▸ **TASK BRIEF**:
Reproduce the service-learning reflection below word for word, from its first sentence to its last.

From my specific community partner Canal Alliance and the voices of people I have worked with from there this semester, I have learned a couple different things. One thing is that sometimes people will be forced to mature due to the circumstances they are put in. For instance, a lot of the kids at Canal Alliance have to be very self-reliant because their parents have to work long hours and have to introduce them to the hard truth about their lives and what their lives could be like were their parents or family members to get deported or a similar situation were to happen. This is something other young children not of color and of higher income wouldn’t be familiar with. Another thing I learned from my community partner and the people I’m in touch with is the quote “teaching by learning and learning by teaching.” When we first came into Service Learning, we all expected to be teaching the kids as much as we could, but what we didn’t realize that they would be teaching us as well, which is the whole point of Service Learning, for us to educate the people we work with and to be educated by the people we work with.

So What? The most impacted and marginalized group of people in our society are the low-income people of color in our society, more specifically the African American and Latinx cultures and communities. This can be seen in the treatment of these groups in everyday society by the majority.

The larger contexts and histories that have shaped these conditions are so engrained into our society we forget that they exist and happened to create these conditions. The inequities that minorities (even though they are growing in size) face are shaped by the history we as a society has let happen, with everything from slavery, segregation, genocides, and the like. We as an American society are so accustomed to the inequity that minorities face that the majority barely batted an eye when our own President wanted to build a wall to stop immigration of people trying to find a better life for them and their families. Yes, everyone bears a collective responsibility to challenge and correct the structures that perpetuate inequity even if we as a single person aren’t actively doing anything to perpetuate these structures. Nothing is going to change if one person is doing all of the work, but together, these structures may actually be able to be destroyed and new ethical and fair ones can be put in place.

▸ **DATA EXCERPTS**:
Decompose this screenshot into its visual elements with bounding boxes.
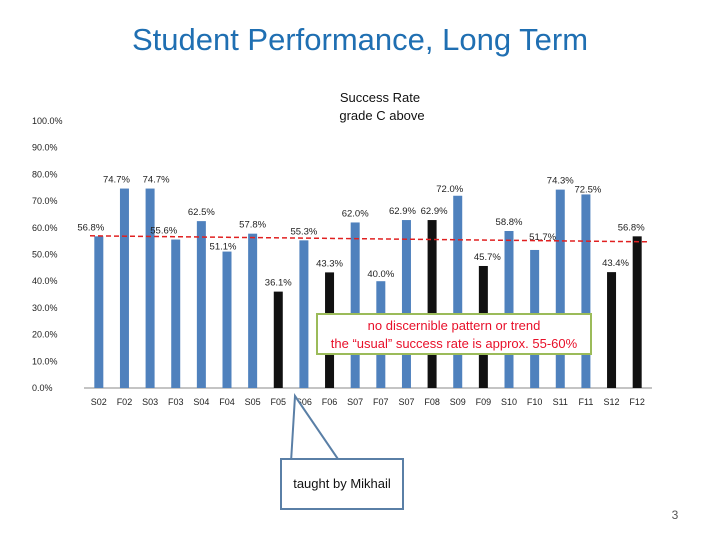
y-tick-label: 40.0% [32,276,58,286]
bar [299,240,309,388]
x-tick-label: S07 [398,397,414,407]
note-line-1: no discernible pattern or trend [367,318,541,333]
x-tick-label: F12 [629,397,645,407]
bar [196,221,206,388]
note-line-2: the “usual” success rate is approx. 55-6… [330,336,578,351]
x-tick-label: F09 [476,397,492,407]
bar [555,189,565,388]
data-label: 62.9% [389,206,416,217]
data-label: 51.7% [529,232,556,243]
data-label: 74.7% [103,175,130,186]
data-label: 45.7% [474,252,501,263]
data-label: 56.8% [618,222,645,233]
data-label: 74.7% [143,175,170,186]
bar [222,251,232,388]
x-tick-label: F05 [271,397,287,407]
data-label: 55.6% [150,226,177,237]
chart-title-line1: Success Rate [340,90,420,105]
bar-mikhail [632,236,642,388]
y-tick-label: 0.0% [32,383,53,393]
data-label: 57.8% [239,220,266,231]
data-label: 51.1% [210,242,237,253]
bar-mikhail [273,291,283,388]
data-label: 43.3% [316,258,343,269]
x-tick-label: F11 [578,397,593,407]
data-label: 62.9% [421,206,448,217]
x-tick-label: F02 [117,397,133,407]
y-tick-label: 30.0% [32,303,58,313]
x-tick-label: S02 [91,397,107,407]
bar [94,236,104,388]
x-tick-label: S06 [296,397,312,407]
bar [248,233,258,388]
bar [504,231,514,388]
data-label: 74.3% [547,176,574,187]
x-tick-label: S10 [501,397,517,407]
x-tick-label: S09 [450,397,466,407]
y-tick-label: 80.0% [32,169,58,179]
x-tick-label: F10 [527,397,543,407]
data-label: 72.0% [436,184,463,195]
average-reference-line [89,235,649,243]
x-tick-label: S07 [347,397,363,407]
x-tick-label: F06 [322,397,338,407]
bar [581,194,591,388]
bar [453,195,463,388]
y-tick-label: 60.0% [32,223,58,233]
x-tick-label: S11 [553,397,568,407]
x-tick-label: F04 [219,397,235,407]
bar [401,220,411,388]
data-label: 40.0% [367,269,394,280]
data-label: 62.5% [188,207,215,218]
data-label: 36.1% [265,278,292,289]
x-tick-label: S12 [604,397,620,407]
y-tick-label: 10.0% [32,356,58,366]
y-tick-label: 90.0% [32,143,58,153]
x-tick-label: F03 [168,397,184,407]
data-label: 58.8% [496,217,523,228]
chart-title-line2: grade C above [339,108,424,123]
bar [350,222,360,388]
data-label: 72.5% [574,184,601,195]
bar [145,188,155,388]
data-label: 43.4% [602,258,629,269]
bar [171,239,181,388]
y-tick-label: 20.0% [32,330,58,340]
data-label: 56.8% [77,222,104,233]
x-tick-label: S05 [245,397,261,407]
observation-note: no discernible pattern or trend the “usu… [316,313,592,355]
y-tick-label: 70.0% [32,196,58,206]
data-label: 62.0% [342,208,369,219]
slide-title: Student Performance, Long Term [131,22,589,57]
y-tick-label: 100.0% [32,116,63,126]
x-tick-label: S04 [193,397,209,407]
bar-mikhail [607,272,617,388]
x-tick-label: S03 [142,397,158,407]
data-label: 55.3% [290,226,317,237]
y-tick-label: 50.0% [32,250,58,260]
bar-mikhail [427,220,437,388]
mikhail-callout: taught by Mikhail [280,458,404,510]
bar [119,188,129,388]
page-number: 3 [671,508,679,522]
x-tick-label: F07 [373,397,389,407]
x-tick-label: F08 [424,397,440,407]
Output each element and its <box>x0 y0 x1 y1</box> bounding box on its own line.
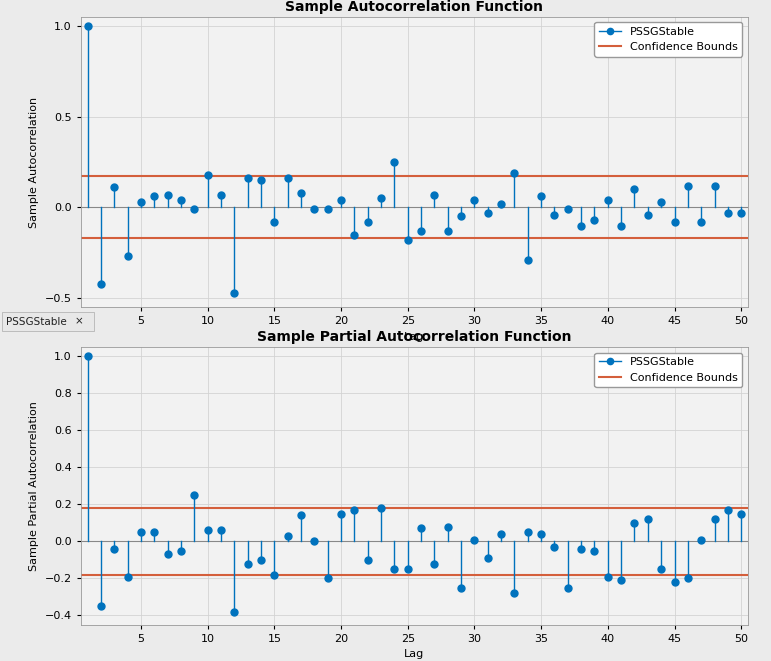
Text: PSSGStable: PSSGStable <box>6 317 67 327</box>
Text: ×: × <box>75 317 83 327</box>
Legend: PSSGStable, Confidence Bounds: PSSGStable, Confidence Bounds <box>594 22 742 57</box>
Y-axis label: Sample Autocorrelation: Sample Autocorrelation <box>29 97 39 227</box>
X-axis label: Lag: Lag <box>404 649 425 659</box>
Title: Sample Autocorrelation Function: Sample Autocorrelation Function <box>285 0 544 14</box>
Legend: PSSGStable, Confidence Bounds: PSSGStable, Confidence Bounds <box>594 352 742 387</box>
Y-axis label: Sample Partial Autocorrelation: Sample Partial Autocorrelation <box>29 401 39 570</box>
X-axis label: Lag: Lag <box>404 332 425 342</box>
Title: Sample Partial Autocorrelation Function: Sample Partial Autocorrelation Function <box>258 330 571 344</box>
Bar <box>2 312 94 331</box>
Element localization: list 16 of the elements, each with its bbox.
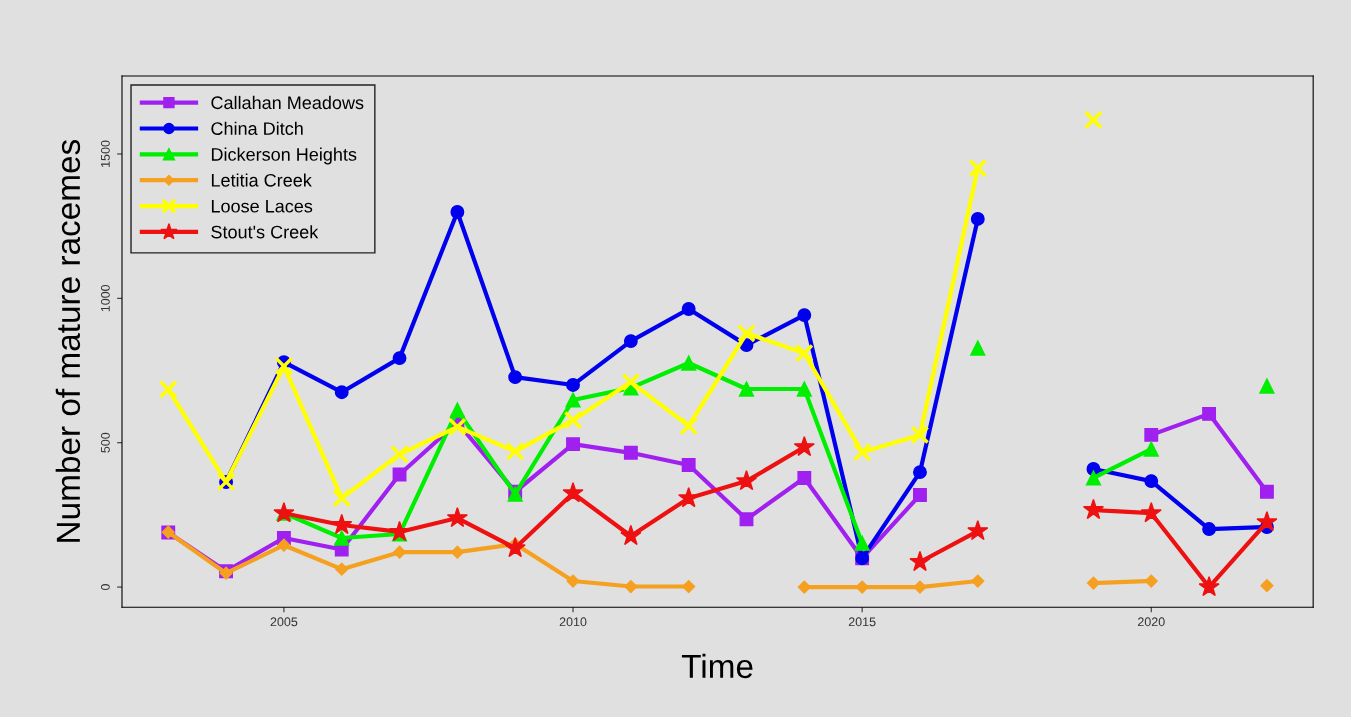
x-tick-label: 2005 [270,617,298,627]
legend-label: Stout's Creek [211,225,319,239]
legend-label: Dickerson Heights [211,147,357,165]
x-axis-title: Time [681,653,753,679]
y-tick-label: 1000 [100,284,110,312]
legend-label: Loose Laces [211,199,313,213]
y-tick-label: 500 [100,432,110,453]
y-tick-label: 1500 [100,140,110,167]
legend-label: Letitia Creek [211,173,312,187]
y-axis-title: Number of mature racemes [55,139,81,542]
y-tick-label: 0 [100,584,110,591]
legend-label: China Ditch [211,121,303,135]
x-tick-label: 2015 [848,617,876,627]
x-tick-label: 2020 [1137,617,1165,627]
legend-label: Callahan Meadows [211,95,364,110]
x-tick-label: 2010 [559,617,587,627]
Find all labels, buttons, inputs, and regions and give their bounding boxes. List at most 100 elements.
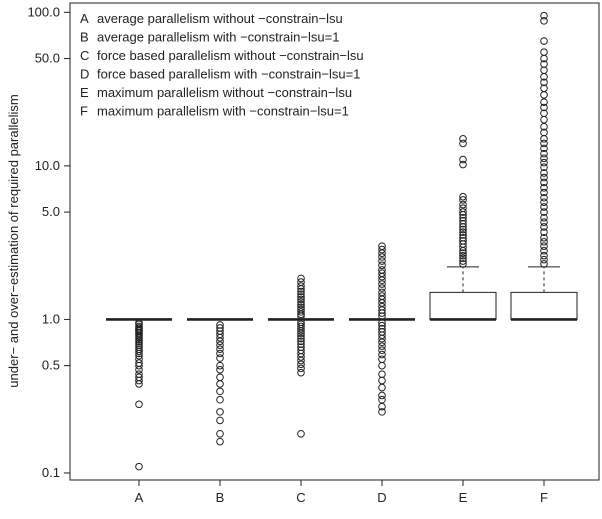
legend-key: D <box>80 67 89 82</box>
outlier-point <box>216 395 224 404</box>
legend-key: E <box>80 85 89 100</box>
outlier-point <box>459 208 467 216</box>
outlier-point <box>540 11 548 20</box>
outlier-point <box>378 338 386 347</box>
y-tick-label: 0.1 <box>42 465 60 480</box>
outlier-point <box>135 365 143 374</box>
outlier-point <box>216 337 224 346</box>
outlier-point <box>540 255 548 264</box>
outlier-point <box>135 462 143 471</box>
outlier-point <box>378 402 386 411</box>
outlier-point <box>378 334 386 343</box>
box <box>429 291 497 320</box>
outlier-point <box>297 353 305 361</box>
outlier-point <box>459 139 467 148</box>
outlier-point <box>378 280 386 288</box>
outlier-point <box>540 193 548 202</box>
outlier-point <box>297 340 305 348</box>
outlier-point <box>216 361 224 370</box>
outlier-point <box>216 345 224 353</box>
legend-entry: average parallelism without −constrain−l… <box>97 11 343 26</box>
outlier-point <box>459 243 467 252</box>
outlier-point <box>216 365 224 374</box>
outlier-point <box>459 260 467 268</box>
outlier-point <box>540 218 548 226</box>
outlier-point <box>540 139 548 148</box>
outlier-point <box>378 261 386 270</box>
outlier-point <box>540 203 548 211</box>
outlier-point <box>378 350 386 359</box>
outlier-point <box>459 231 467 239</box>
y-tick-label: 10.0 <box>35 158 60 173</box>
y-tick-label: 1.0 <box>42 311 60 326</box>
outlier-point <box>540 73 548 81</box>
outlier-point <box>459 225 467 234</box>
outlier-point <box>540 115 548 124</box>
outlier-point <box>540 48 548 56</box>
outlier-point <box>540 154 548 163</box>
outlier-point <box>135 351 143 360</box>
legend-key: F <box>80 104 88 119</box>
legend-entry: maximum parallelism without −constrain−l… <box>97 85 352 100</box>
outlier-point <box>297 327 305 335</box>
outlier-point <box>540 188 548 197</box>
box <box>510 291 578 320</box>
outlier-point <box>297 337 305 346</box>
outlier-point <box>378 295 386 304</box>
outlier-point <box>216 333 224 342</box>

▸ **FINISHED EXERCISE**:
From my specific community partner Canal Alliance and the voices of people I have worked with from there this semester, I have learned a couple different things. One thing is that sometimes people will be forced to mature due to the circumstances they are put in. For instance, a lot of the kids at Canal Alliance have to be very self-reliant because their parents have to work long hours and have to introduce them to the hard truth about their lives and what their lives could be like were their parents or family members to get deported or a similar situation were to happen. This is something other young children not of color and of higher income wouldn’t be familiar with. Another thing I learned from my community partner and the people I’m in touch with is the quote “teaching by learning and learning by teaching.” When we first came into Service Learning, we all expected to be teaching the kids as much as we could, but what we didn’t realize that they would be teaching us as well, which is the whole point of Service Learning, for us to educate the people we work with and to be educated by the people we work with.

So What? The most impacted and marginalized group of people in our society are the low-income people of color in our society, more specifically the African American and Latinx cultures and communities. This can be seen in the treatment of these groups in everyday society by the majority.

The larger contexts and histories that have shaped these conditions are so engrained into our society we forget that they exist and happened to create these conditions. The inequities that minorities (even though they are growing in size) face are shaped by the history we as a society has let happen, with everything from slavery, segregation, genocides, and the like. We as an American society are so accustomed to the inequity that minorities face that the majority barely batted an eye when our own President wanted to build a wall to stop immigration of people trying to find a better life for them and their families. Yes, everyone bears a collective responsibility to challenge and correct the structures that perpetuate inequity even if we as a single person aren’t actively doing anything to perpetuate these structures. Nothing is going to change if one person is doing all of the work, but together, these structures may actually be able to be destroyed and new ethical and fair ones can be put in place.